▶ [WRITTEN INSTRUCTION]: Output the data below in full, character for character.

▶ [EXERCISE MATERIAL]:
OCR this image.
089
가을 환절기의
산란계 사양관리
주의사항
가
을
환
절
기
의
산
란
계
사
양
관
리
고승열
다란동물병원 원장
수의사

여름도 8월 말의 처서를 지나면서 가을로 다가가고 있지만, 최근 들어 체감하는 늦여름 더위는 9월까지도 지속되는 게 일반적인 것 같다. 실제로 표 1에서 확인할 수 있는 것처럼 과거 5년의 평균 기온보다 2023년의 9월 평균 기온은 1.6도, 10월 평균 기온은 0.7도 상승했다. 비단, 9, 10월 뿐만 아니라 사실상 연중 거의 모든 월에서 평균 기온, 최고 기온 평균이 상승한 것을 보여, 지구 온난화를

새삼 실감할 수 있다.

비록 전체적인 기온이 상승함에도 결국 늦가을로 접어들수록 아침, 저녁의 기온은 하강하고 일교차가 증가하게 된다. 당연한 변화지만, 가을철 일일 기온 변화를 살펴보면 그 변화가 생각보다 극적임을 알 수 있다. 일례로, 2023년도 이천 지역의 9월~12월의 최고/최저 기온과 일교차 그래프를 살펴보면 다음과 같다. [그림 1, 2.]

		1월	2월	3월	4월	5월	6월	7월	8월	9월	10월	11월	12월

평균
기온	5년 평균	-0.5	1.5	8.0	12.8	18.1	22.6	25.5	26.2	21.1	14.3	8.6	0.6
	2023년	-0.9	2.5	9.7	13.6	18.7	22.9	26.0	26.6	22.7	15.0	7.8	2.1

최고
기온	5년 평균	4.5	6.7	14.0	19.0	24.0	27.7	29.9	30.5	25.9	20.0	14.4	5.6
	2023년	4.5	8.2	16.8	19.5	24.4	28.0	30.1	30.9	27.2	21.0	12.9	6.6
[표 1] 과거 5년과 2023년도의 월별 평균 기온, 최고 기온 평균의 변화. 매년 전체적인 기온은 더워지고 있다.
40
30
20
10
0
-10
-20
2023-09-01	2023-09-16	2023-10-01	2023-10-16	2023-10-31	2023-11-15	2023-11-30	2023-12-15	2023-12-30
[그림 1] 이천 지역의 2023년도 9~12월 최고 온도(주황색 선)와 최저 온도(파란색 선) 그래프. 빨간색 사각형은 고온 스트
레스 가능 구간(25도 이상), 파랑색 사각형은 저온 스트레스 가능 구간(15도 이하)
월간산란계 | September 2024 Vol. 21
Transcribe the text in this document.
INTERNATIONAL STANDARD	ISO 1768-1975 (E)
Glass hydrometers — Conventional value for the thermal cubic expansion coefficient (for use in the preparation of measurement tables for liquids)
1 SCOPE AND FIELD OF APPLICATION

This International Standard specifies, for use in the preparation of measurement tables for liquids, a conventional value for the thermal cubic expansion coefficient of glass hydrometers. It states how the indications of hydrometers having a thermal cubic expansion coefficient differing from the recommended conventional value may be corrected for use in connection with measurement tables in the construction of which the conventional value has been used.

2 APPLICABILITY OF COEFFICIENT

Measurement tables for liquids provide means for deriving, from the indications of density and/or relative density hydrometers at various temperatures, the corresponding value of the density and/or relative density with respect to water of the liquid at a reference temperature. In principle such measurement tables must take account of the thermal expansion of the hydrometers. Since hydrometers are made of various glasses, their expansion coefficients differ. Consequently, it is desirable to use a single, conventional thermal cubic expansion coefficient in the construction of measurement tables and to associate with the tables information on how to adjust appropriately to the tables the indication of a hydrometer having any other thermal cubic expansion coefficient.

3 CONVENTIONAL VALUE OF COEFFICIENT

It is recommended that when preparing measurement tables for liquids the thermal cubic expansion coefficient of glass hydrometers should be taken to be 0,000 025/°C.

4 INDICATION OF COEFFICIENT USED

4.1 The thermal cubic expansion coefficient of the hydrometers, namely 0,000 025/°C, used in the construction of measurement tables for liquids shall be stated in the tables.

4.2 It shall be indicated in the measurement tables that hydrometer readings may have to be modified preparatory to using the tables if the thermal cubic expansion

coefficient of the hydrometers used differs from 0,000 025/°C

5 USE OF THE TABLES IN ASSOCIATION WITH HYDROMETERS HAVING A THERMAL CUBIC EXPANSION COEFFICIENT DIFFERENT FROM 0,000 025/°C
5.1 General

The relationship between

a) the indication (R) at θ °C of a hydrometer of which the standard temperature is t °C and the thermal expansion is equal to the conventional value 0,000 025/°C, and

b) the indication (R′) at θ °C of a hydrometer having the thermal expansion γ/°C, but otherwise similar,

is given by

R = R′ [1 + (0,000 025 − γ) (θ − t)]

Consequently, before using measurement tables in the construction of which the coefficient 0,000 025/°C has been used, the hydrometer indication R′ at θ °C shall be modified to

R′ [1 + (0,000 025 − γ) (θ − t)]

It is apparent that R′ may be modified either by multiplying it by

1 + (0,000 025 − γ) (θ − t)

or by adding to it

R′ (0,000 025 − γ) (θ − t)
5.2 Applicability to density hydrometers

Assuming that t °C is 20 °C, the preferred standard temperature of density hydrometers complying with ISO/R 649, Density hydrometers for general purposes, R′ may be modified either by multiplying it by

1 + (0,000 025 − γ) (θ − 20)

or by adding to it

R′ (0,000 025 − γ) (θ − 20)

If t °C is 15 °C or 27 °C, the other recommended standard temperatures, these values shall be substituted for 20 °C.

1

▶ [ANSWER IN FULL]:
OCR this image.
089
가을 환절기의
산란계 사양관리
주의사항
가
을
환
절
기
의
산
란
계
사
양
관
리
고승열
다란동물병원 원장
수의사

여름도 8월 말의 처서를 지나면서 가을로 다가가고 있지만, 최근 들어 체감하는 늦여름 더위는 9월까지도 지속되는 게 일반적인 것 같다. 실제로 표 1에서 확인할 수 있는 것처럼 과거 5년의 평균 기온보다 2023년의 9월 평균 기온은 1.6도, 10월 평균 기온은 0.7도 상승했다. 비단, 9, 10월 뿐만 아니라 사실상 연중 거의 모든 월에서 평균 기온, 최고 기온 평균이 상승한 것을 보여, 지구 온난화를

새삼 실감할 수 있다.

비록 전체적인 기온이 상승함에도 결국 늦가을로 접어들수록 아침, 저녁의 기온은 하강하고 일교차가 증가하게 된다. 당연한 변화지만, 가을철 일일 기온 변화를 살펴보면 그 변화가 생각보다 극적임을 알 수 있다. 일례로, 2023년도 이천 지역의 9월~12월의 최고/최저 기온과 일교차 그래프를 살펴보면 다음과 같다. [그림 1, 2.]

		1월	2월	3월	4월	5월	6월	7월	8월	9월	10월	11월	12월

평균
기온	5년 평균	-0.5	1.5	8.0	12.8	18.1	22.6	25.5	26.2	21.1	14.3	8.6	0.6
	2023년	-0.9	2.5	9.7	13.6	18.7	22.9	26.0	26.6	22.7	15.0	7.8	2.1

최고
기온	5년 평균	4.5	6.7	14.0	19.0	24.0	27.7	29.9	30.5	25.9	20.0	14.4	5.6
	2023년	4.5	8.2	16.8	19.5	24.4	28.0	30.1	30.9	27.2	21.0	12.9	6.6
[표 1] 과거 5년과 2023년도의 월별 평균 기온, 최고 기온 평균의 변화. 매년 전체적인 기온은 더워지고 있다.
40
30
20
10
0
-10
-20
2023-09-01	2023-09-16	2023-10-01	2023-10-16	2023-10-31	2023-11-15	2023-11-30	2023-12-15	2023-12-30
[그림 1] 이천 지역의 2023년도 9~12월 최고 온도(주황색 선)와 최저 온도(파란색 선) 그래프. 빨간색 사각형은 고온 스트
레스 가능 구간(25도 이상), 파랑색 사각형은 저온 스트레스 가능 구간(15도 이하)
월간산란계 | September 2024 Vol. 21
Transcribe the text in this document.
INTERNATIONAL STANDARD	ISO 1768-1975 (E)
Glass hydrometers — Conventional value for the thermal cubic expansion coefficient (for use in the preparation of measurement tables for liquids)
1 SCOPE AND FIELD OF APPLICATION

This International Standard specifies, for use in the preparation of measurement tables for liquids, a conventional value for the thermal cubic expansion coefficient of glass hydrometers. It states how the indications of hydrometers having a thermal cubic expansion coefficient differing from the recommended conventional value may be corrected for use in connection with measurement tables in the construction of which the conventional value has been used.

2 APPLICABILITY OF COEFFICIENT

Measurement tables for liquids provide means for deriving, from the indications of density and/or relative density hydrometers at various temperatures, the corresponding value of the density and/or relative density with respect to water of the liquid at a reference temperature. In principle such measurement tables must take account of the thermal expansion of the hydrometers. Since hydrometers are made of various glasses, their expansion coefficients differ. Consequently, it is desirable to use a single, conventional thermal cubic expansion coefficient in the construction of measurement tables and to associate with the tables information on how to adjust appropriately to the tables the indication of a hydrometer having any other thermal cubic expansion coefficient.

3 CONVENTIONAL VALUE OF COEFFICIENT

It is recommended that when preparing measurement tables for liquids the thermal cubic expansion coefficient of glass hydrometers should be taken to be 0,000 025/°C.

4 INDICATION OF COEFFICIENT USED

4.1 The thermal cubic expansion coefficient of the hydrometers, namely 0,000 025/°C, used in the construction of measurement tables for liquids shall be stated in the tables.

4.2 It shall be indicated in the measurement tables that hydrometer readings may have to be modified preparatory to using the tables if the thermal cubic expansion

coefficient of the hydrometers used differs from 0,000 025/°C

5 USE OF THE TABLES IN ASSOCIATION WITH HYDROMETERS HAVING A THERMAL CUBIC EXPANSION COEFFICIENT DIFFERENT FROM 0,000 025/°C
5.1 General

The relationship between

a) the indication (R) at θ °C of a hydrometer of which the standard temperature is t °C and the thermal expansion is equal to the conventional value 0,000 025/°C, and

b) the indication (R′) at θ °C of a hydrometer having the thermal expansion γ/°C, but otherwise similar,

is given by

R = R′ [1 + (0,000 025 − γ) (θ − t)]

Consequently, before using measurement tables in the construction of which the coefficient 0,000 025/°C has been used, the hydrometer indication R′ at θ °C shall be modified to

R′ [1 + (0,000 025 − γ) (θ − t)]

It is apparent that R′ may be modified either by multiplying it by

1 + (0,000 025 − γ) (θ − t)

or by adding to it

R′ (0,000 025 − γ) (θ − t)
5.2 Applicability to density hydrometers

Assuming that t °C is 20 °C, the preferred standard temperature of density hydrometers complying with ISO/R 649, Density hydrometers for general purposes, R′ may be modified either by multiplying it by

1 + (0,000 025 − γ) (θ − 20)

or by adding to it

R′ (0,000 025 − γ) (θ − 20)

If t °C is 15 °C or 27 °C, the other recommended standard temperatures, these values shall be substituted for 20 °C.

1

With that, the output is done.